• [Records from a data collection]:
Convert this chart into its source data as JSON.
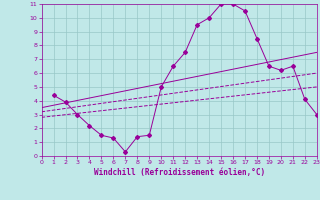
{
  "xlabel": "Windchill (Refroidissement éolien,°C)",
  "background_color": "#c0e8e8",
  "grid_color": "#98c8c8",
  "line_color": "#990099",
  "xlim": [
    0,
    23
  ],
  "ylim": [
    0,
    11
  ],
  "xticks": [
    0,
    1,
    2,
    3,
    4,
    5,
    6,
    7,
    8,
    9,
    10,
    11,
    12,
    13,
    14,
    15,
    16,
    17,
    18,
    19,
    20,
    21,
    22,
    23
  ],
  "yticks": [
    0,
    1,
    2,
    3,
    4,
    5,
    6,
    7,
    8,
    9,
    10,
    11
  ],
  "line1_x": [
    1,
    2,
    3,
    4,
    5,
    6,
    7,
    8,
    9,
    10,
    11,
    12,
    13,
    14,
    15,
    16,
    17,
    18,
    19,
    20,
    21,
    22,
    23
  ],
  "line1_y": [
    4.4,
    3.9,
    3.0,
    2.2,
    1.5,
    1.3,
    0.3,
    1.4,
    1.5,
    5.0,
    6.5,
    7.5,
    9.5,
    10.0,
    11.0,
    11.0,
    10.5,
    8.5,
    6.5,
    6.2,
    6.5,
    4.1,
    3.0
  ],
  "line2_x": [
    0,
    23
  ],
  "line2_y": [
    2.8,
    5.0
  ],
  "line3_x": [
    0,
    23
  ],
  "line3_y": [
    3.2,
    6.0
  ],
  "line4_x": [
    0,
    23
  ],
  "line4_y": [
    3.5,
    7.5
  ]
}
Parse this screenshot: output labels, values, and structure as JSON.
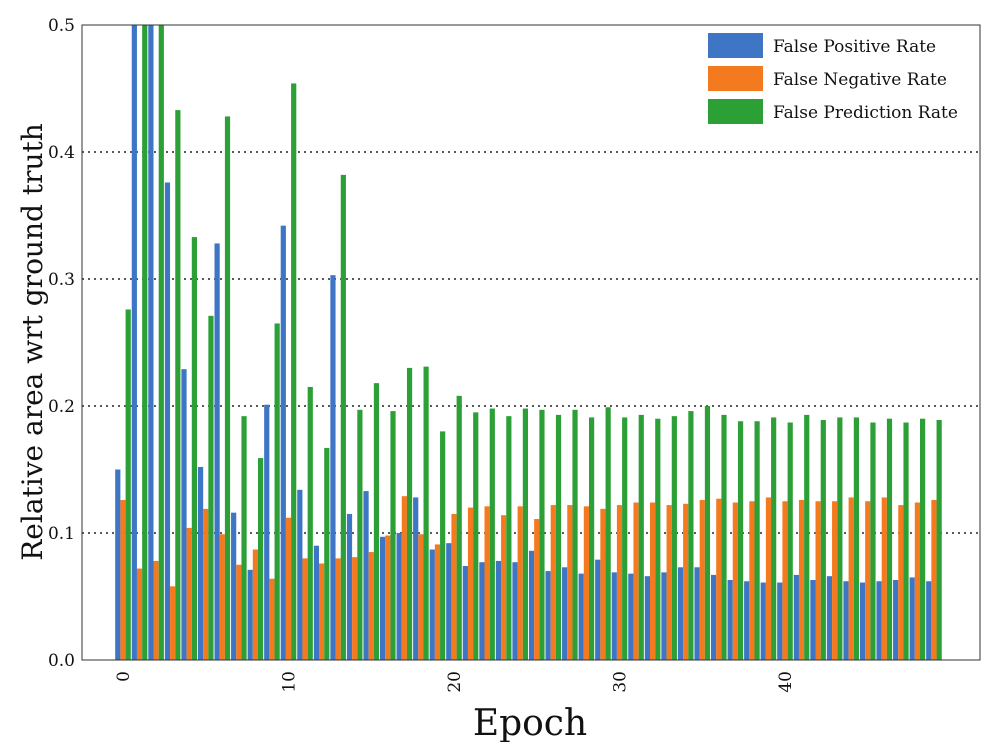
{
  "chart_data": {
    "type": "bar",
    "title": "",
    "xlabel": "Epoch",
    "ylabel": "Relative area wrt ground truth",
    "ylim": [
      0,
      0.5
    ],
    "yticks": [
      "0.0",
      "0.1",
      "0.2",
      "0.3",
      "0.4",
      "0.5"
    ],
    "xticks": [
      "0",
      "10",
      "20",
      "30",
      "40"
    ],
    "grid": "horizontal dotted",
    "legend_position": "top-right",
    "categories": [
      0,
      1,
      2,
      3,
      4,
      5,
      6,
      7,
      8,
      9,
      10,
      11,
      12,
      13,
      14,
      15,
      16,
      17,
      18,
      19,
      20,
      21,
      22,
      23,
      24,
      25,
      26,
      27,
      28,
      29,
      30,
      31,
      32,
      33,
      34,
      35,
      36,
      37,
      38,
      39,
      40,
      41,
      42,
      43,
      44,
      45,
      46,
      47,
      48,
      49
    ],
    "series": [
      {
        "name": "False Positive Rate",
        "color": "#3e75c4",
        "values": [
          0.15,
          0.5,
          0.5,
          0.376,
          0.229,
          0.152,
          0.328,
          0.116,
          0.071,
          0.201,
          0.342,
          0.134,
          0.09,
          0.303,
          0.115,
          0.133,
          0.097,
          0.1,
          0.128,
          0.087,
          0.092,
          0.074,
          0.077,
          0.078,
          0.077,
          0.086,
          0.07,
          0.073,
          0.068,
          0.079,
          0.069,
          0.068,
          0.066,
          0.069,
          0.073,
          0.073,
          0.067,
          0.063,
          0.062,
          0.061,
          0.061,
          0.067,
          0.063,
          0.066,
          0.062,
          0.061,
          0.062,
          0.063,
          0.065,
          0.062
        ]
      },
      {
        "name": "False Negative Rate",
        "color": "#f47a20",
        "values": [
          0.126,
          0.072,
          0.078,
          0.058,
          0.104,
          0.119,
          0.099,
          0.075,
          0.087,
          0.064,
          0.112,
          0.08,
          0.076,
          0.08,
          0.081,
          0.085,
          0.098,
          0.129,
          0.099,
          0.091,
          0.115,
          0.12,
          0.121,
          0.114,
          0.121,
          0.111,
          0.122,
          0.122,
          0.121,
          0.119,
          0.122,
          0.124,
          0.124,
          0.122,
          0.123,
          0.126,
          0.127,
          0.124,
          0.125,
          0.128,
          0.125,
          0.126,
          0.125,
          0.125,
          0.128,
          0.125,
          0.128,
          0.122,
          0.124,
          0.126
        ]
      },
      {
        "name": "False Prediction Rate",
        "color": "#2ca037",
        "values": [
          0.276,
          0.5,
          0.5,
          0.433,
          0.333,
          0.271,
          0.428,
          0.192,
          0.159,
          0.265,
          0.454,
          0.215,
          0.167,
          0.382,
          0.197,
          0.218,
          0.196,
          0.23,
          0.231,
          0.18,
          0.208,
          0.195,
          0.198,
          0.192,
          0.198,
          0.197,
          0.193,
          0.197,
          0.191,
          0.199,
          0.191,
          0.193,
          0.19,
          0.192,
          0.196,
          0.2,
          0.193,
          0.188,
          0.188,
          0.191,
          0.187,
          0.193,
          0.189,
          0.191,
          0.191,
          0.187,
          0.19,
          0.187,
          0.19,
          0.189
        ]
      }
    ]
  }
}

• [Description of the task]: Transcribe every line in the entries above, taking out only the images.

• [Reply]:
Convert this chart into its source data as JSON.
{
  "xlabel": "Windchill (Refroidissement éolien,°C)",
  "background_color": "#c0e8e8",
  "grid_color": "#98c8c8",
  "line_color": "#990099",
  "xlim": [
    0,
    23
  ],
  "ylim": [
    0,
    11
  ],
  "xticks": [
    0,
    1,
    2,
    3,
    4,
    5,
    6,
    7,
    8,
    9,
    10,
    11,
    12,
    13,
    14,
    15,
    16,
    17,
    18,
    19,
    20,
    21,
    22,
    23
  ],
  "yticks": [
    0,
    1,
    2,
    3,
    4,
    5,
    6,
    7,
    8,
    9,
    10,
    11
  ],
  "line1_x": [
    1,
    2,
    3,
    4,
    5,
    6,
    7,
    8,
    9,
    10,
    11,
    12,
    13,
    14,
    15,
    16,
    17,
    18,
    19,
    20,
    21,
    22,
    23
  ],
  "line1_y": [
    4.4,
    3.9,
    3.0,
    2.2,
    1.5,
    1.3,
    0.3,
    1.4,
    1.5,
    5.0,
    6.5,
    7.5,
    9.5,
    10.0,
    11.0,
    11.0,
    10.5,
    8.5,
    6.5,
    6.2,
    6.5,
    4.1,
    3.0
  ],
  "line2_x": [
    0,
    23
  ],
  "line2_y": [
    2.8,
    5.0
  ],
  "line3_x": [
    0,
    23
  ],
  "line3_y": [
    3.2,
    6.0
  ],
  "line4_x": [
    0,
    23
  ],
  "line4_y": [
    3.5,
    7.5
  ]
}
Parse this screenshot: output labels, values, and structure as JSON.
{
  "chart_data": {
    "type": "bar",
    "title": "",
    "xlabel": "Epoch",
    "ylabel": "Relative area wrt ground truth",
    "ylim": [
      0,
      0.5
    ],
    "yticks": [
      "0.0",
      "0.1",
      "0.2",
      "0.3",
      "0.4",
      "0.5"
    ],
    "xticks": [
      "0",
      "10",
      "20",
      "30",
      "40"
    ],
    "grid": "horizontal dotted",
    "legend_position": "top-right",
    "categories": [
      0,
      1,
      2,
      3,
      4,
      5,
      6,
      7,
      8,
      9,
      10,
      11,
      12,
      13,
      14,
      15,
      16,
      17,
      18,
      19,
      20,
      21,
      22,
      23,
      24,
      25,
      26,
      27,
      28,
      29,
      30,
      31,
      32,
      33,
      34,
      35,
      36,
      37,
      38,
      39,
      40,
      41,
      42,
      43,
      44,
      45,
      46,
      47,
      48,
      49
    ],
    "series": [
      {
        "name": "False Positive Rate",
        "color": "#3e75c4",
        "values": [
          0.15,
          0.5,
          0.5,
          0.376,
          0.229,
          0.152,
          0.328,
          0.116,
          0.071,
          0.201,
          0.342,
          0.134,
          0.09,
          0.303,
          0.115,
          0.133,
          0.097,
          0.1,
          0.128,
          0.087,
          0.092,
          0.074,
          0.077,
          0.078,
          0.077,
          0.086,
          0.07,
          0.073,
          0.068,
          0.079,
          0.069,
          0.068,
          0.066,
          0.069,
          0.073,
          0.073,
          0.067,
          0.063,
          0.062,
          0.061,
          0.061,
          0.067,
          0.063,
          0.066,
          0.062,
          0.061,
          0.062,
          0.063,
          0.065,
          0.062
        ]
      },
      {
        "name": "False Negative Rate",
        "color": "#f47a20",
        "values": [
          0.126,
          0.072,
          0.078,
          0.058,
          0.104,
          0.119,
          0.099,
          0.075,
          0.087,
          0.064,
          0.112,
          0.08,
          0.076,
          0.08,
          0.081,
          0.085,
          0.098,
          0.129,
          0.099,
          0.091,
          0.115,
          0.12,
          0.121,
          0.114,
          0.121,
          0.111,
          0.122,
          0.122,
          0.121,
          0.119,
          0.122,
          0.124,
          0.124,
          0.122,
          0.123,
          0.126,
          0.127,
          0.124,
          0.125,
          0.128,
          0.125,
          0.126,
          0.125,
          0.125,
          0.128,
          0.125,
          0.128,
          0.122,
          0.124,
          0.126
        ]
      },
      {
        "name": "False Prediction Rate",
        "color": "#2ca037",
        "values": [
          0.276,
          0.5,
          0.5,
          0.433,
          0.333,
          0.271,
          0.428,
          0.192,
          0.159,
          0.265,
          0.454,
          0.215,
          0.167,
          0.382,
          0.197,
          0.218,
          0.196,
          0.23,
          0.231,
          0.18,
          0.208,
          0.195,
          0.198,
          0.192,
          0.198,
          0.197,
          0.193,
          0.197,
          0.191,
          0.199,
          0.191,
          0.193,
          0.19,
          0.192,
          0.196,
          0.2,
          0.193,
          0.188,
          0.188,
          0.191,
          0.187,
          0.193,
          0.189,
          0.191,
          0.191,
          0.187,
          0.19,
          0.187,
          0.19,
          0.189
        ]
      }
    ]
  }
}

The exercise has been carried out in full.